===== Data =====

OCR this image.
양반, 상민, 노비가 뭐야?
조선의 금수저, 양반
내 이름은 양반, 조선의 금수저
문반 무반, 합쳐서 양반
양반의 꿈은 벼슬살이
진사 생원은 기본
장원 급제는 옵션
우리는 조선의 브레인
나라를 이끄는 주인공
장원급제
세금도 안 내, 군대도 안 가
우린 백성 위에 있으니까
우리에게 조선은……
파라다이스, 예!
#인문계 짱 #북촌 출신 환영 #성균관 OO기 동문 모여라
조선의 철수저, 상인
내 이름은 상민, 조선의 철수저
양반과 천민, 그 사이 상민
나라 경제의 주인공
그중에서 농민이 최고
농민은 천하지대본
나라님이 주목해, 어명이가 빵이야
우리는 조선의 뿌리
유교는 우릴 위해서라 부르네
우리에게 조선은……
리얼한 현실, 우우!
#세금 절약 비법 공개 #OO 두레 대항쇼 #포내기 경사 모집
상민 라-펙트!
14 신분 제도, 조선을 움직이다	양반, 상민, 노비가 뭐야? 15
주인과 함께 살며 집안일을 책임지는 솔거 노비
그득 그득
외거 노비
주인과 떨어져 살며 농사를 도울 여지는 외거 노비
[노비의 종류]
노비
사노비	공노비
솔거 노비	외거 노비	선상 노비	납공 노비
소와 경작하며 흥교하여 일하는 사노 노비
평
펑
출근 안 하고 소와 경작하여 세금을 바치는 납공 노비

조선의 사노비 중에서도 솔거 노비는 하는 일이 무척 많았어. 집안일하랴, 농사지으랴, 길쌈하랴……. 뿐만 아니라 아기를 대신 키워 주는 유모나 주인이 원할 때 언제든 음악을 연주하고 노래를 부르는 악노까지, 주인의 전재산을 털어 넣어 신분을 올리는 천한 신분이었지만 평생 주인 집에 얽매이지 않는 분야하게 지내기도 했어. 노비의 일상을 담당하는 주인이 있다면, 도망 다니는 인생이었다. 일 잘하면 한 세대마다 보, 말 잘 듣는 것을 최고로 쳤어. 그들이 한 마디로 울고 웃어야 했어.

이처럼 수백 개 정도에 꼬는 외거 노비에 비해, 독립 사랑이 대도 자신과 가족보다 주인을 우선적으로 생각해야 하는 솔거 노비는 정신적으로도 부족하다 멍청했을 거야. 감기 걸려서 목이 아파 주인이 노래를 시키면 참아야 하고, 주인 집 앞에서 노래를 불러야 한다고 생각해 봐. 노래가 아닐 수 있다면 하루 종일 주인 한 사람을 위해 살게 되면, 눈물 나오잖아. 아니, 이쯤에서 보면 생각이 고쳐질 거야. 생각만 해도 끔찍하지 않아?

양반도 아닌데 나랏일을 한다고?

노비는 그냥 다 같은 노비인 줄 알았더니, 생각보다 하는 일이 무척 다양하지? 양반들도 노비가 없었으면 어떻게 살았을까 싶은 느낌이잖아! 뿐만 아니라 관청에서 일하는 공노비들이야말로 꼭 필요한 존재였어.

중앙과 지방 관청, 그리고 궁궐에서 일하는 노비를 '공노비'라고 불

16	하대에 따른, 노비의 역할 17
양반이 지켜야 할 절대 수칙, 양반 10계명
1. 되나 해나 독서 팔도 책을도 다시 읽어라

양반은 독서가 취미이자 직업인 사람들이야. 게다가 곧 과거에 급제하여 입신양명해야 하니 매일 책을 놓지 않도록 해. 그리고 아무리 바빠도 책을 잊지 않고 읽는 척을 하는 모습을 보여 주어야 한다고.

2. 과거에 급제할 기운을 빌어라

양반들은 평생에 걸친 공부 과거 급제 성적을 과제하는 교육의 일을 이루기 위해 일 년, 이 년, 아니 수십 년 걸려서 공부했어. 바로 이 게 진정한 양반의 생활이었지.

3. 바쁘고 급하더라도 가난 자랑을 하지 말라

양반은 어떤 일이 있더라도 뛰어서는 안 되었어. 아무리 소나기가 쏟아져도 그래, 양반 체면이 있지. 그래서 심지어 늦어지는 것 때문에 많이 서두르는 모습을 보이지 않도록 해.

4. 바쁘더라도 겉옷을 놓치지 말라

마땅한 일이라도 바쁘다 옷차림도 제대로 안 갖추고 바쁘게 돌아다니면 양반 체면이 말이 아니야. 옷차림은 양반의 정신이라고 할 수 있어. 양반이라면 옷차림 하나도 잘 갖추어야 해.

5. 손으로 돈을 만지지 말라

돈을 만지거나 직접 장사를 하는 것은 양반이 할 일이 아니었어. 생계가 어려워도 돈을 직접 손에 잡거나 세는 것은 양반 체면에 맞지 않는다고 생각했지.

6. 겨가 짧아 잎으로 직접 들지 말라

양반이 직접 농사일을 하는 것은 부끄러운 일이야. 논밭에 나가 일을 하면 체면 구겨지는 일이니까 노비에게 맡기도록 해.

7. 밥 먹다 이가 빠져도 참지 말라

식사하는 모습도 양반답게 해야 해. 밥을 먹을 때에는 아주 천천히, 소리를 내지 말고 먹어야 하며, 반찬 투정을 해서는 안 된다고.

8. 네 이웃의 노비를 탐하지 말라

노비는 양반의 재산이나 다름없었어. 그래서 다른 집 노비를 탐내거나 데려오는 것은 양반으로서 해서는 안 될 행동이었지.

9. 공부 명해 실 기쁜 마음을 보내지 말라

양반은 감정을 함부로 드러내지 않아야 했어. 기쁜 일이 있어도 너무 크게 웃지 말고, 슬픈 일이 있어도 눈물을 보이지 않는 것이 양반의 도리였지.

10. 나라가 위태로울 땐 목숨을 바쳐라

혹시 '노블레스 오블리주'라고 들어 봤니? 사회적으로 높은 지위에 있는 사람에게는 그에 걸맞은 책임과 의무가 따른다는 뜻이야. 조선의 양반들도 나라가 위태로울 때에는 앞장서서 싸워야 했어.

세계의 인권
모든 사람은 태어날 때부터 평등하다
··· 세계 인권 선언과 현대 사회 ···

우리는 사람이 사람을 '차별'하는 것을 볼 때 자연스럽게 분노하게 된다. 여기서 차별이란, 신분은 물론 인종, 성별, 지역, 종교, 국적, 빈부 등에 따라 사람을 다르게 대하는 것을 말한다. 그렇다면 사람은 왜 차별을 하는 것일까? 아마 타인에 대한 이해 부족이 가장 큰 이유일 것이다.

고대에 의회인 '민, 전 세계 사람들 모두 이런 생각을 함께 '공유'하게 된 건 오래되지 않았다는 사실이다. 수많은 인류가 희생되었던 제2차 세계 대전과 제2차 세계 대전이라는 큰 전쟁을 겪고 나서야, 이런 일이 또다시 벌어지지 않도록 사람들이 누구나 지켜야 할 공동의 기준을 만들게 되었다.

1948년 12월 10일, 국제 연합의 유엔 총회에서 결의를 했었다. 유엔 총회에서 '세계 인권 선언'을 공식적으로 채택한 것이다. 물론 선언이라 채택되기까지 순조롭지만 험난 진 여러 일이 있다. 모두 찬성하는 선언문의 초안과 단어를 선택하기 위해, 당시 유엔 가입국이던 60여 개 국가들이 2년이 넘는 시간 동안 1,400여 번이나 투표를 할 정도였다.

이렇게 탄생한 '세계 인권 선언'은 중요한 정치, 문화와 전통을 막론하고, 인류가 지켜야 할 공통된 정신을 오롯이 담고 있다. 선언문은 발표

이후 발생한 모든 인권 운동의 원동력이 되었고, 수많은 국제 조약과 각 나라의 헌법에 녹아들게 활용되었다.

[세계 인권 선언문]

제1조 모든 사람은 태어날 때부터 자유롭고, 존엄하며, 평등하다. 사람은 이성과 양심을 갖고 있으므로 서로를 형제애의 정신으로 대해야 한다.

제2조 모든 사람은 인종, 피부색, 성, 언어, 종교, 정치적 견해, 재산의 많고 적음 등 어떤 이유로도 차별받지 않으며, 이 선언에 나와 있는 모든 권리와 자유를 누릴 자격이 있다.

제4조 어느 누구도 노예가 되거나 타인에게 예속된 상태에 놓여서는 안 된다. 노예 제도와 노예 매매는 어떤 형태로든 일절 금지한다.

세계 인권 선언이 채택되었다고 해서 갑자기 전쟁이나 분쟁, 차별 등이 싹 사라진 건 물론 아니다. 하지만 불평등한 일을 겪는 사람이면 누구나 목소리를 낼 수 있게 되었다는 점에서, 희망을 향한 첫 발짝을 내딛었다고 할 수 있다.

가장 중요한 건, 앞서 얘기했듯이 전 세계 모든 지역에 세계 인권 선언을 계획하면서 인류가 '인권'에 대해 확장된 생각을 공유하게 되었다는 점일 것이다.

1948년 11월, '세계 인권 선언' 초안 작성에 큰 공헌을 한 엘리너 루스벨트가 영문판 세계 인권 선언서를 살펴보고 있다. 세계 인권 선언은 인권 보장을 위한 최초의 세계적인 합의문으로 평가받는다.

=====

• Exercise brief
Pull out every line of the records that includes the string "되었다는".

• Exercise result
세계 인권 선언이 채택되었다고 해서 갑자기 전쟁이나 분쟁, 차별 등이 싹 사라진 건 물론 아니다. 하지만 불평등한 일을 겪는 사람이면 누구나 목소리를 낼 수 있게 되었다는 점에서, 희망을 향한 첫 발짝을 내딛었다고 할 수 있다.
가장 중요한 건, 앞서 얘기했듯이 전 세계 모든 지역에 세계 인권 선언을 계획하면서 인류가 '인권'에 대해 확장된 생각을 공유하게 되었다는 점일 것이다.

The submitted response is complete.